__DO THIS__.
Write out the records below once more, exactly as they stand.

__TASK MATERIAL__.
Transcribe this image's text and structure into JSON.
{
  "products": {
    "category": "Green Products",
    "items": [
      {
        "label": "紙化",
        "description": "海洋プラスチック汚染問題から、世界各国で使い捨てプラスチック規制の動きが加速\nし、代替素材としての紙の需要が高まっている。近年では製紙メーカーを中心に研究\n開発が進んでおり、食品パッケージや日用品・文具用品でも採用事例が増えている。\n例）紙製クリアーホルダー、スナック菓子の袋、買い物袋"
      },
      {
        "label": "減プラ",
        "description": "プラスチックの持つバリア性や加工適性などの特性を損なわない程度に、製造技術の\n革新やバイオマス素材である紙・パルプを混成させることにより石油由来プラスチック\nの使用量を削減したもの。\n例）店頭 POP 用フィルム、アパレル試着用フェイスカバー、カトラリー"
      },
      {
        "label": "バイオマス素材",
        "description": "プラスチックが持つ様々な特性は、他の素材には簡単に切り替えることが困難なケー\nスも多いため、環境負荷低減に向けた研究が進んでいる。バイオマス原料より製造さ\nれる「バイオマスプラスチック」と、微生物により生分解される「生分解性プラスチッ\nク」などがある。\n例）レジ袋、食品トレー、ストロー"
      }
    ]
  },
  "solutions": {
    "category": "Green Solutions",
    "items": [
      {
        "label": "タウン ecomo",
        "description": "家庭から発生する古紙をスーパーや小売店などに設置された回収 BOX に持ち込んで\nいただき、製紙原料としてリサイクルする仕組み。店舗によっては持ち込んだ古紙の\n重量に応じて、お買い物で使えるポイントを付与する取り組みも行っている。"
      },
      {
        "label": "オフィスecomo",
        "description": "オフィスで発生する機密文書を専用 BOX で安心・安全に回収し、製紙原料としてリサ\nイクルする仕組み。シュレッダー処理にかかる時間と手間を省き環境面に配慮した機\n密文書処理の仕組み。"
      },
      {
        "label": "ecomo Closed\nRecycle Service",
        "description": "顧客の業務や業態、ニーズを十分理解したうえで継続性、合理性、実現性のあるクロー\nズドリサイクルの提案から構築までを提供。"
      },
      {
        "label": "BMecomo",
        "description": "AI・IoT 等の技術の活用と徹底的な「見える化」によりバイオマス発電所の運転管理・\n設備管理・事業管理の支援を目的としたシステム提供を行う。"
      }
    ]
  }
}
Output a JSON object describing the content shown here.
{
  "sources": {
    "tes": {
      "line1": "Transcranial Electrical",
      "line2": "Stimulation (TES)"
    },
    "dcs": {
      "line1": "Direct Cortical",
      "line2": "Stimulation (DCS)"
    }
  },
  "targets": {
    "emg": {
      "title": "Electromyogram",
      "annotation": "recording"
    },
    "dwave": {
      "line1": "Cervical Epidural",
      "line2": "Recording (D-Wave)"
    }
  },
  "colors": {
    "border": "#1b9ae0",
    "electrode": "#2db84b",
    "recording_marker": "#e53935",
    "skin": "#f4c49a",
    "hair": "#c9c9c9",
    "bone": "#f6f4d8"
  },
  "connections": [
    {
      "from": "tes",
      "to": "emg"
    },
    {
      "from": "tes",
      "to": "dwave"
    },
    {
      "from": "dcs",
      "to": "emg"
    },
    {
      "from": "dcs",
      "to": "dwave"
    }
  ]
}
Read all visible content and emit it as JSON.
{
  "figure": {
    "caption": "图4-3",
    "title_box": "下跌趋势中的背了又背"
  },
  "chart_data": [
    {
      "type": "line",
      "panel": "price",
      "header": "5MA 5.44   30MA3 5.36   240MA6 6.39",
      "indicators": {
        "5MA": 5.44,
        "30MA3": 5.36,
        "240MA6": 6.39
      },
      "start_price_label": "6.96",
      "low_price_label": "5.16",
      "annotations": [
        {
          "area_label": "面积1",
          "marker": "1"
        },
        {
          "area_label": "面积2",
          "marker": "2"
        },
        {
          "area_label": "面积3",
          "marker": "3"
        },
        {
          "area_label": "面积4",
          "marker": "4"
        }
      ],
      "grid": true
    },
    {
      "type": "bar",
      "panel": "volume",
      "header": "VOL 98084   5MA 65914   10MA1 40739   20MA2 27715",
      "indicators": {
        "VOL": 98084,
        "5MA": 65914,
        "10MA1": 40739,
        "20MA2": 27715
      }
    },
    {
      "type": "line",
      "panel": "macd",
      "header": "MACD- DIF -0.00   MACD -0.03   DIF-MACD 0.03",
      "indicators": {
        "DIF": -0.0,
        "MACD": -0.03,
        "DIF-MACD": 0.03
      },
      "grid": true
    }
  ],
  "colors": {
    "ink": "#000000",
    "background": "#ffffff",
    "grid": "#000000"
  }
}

__EXERCISE RESULT__.
Transcribe this image's text and structure into JSON.
{
  "products": {
    "category": "Green Products",
    "items": [
      {
        "label": "紙化",
        "description": "海洋プラスチック汚染問題から、世界各国で使い捨てプラスチック規制の動きが加速\nし、代替素材としての紙の需要が高まっている。近年では製紙メーカーを中心に研究\n開発が進んでおり、食品パッケージや日用品・文具用品でも採用事例が増えている。\n例）紙製クリアーホルダー、スナック菓子の袋、買い物袋"
      },
      {
        "label": "減プラ",
        "description": "プラスチックの持つバリア性や加工適性などの特性を損なわない程度に、製造技術の\n革新やバイオマス素材である紙・パルプを混成させることにより石油由来プラスチック\nの使用量を削減したもの。\n例）店頭 POP 用フィルム、アパレル試着用フェイスカバー、カトラリー"
      },
      {
        "label": "バイオマス素材",
        "description": "プラスチックが持つ様々な特性は、他の素材には簡単に切り替えることが困難なケー\nスも多いため、環境負荷低減に向けた研究が進んでいる。バイオマス原料より製造さ\nれる「バイオマスプラスチック」と、微生物により生分解される「生分解性プラスチッ\nク」などがある。\n例）レジ袋、食品トレー、ストロー"
      }
    ]
  },
  "solutions": {
    "category": "Green Solutions",
    "items": [
      {
        "label": "タウン ecomo",
        "description": "家庭から発生する古紙をスーパーや小売店などに設置された回収 BOX に持ち込んで\nいただき、製紙原料としてリサイクルする仕組み。店舗によっては持ち込んだ古紙の\n重量に応じて、お買い物で使えるポイントを付与する取り組みも行っている。"
      },
      {
        "label": "オフィスecomo",
        "description": "オフィスで発生する機密文書を専用 BOX で安心・安全に回収し、製紙原料としてリサ\nイクルする仕組み。シュレッダー処理にかかる時間と手間を省き環境面に配慮した機\n密文書処理の仕組み。"
      },
      {
        "label": "ecomo Closed\nRecycle Service",
        "description": "顧客の業務や業態、ニーズを十分理解したうえで継続性、合理性、実現性のあるクロー\nズドリサイクルの提案から構築までを提供。"
      },
      {
        "label": "BMecomo",
        "description": "AI・IoT 等の技術の活用と徹底的な「見える化」によりバイオマス発電所の運転管理・\n設備管理・事業管理の支援を目的としたシステム提供を行う。"
      }
    ]
  }
}
Output a JSON object describing the content shown here.
{
  "sources": {
    "tes": {
      "line1": "Transcranial Electrical",
      "line2": "Stimulation (TES)"
    },
    "dcs": {
      "line1": "Direct Cortical",
      "line2": "Stimulation (DCS)"
    }
  },
  "targets": {
    "emg": {
      "title": "Electromyogram",
      "annotation": "recording"
    },
    "dwave": {
      "line1": "Cervical Epidural",
      "line2": "Recording (D-Wave)"
    }
  },
  "colors": {
    "border": "#1b9ae0",
    "electrode": "#2db84b",
    "recording_marker": "#e53935",
    "skin": "#f4c49a",
    "hair": "#c9c9c9",
    "bone": "#f6f4d8"
  },
  "connections": [
    {
      "from": "tes",
      "to": "emg"
    },
    {
      "from": "tes",
      "to": "dwave"
    },
    {
      "from": "dcs",
      "to": "emg"
    },
    {
      "from": "dcs",
      "to": "dwave"
    }
  ]
}
Read all visible content and emit it as JSON.
{
  "figure": {
    "caption": "图4-3",
    "title_box": "下跌趋势中的背了又背"
  },
  "chart_data": [
    {
      "type": "line",
      "panel": "price",
      "header": "5MA 5.44   30MA3 5.36   240MA6 6.39",
      "indicators": {
        "5MA": 5.44,
        "30MA3": 5.36,
        "240MA6": 6.39
      },
      "start_price_label": "6.96",
      "low_price_label": "5.16",
      "annotations": [
        {
          "area_label": "面积1",
          "marker": "1"
        },
        {
          "area_label": "面积2",
          "marker": "2"
        },
        {
          "area_label": "面积3",
          "marker": "3"
        },
        {
          "area_label": "面积4",
          "marker": "4"
        }
      ],
      "grid": true
    },
    {
      "type": "bar",
      "panel": "volume",
      "header": "VOL 98084   5MA 65914   10MA1 40739   20MA2 27715",
      "indicators": {
        "VOL": 98084,
        "5MA": 65914,
        "10MA1": 40739,
        "20MA2": 27715
      }
    },
    {
      "type": "line",
      "panel": "macd",
      "header": "MACD- DIF -0.00   MACD -0.03   DIF-MACD 0.03",
      "indicators": {
        "DIF": -0.0,
        "MACD": -0.03,
        "DIF-MACD": 0.03
      },
      "grid": true
    }
  ],
  "colors": {
    "ink": "#000000",
    "background": "#ffffff",
    "grid": "#000000"
  }
}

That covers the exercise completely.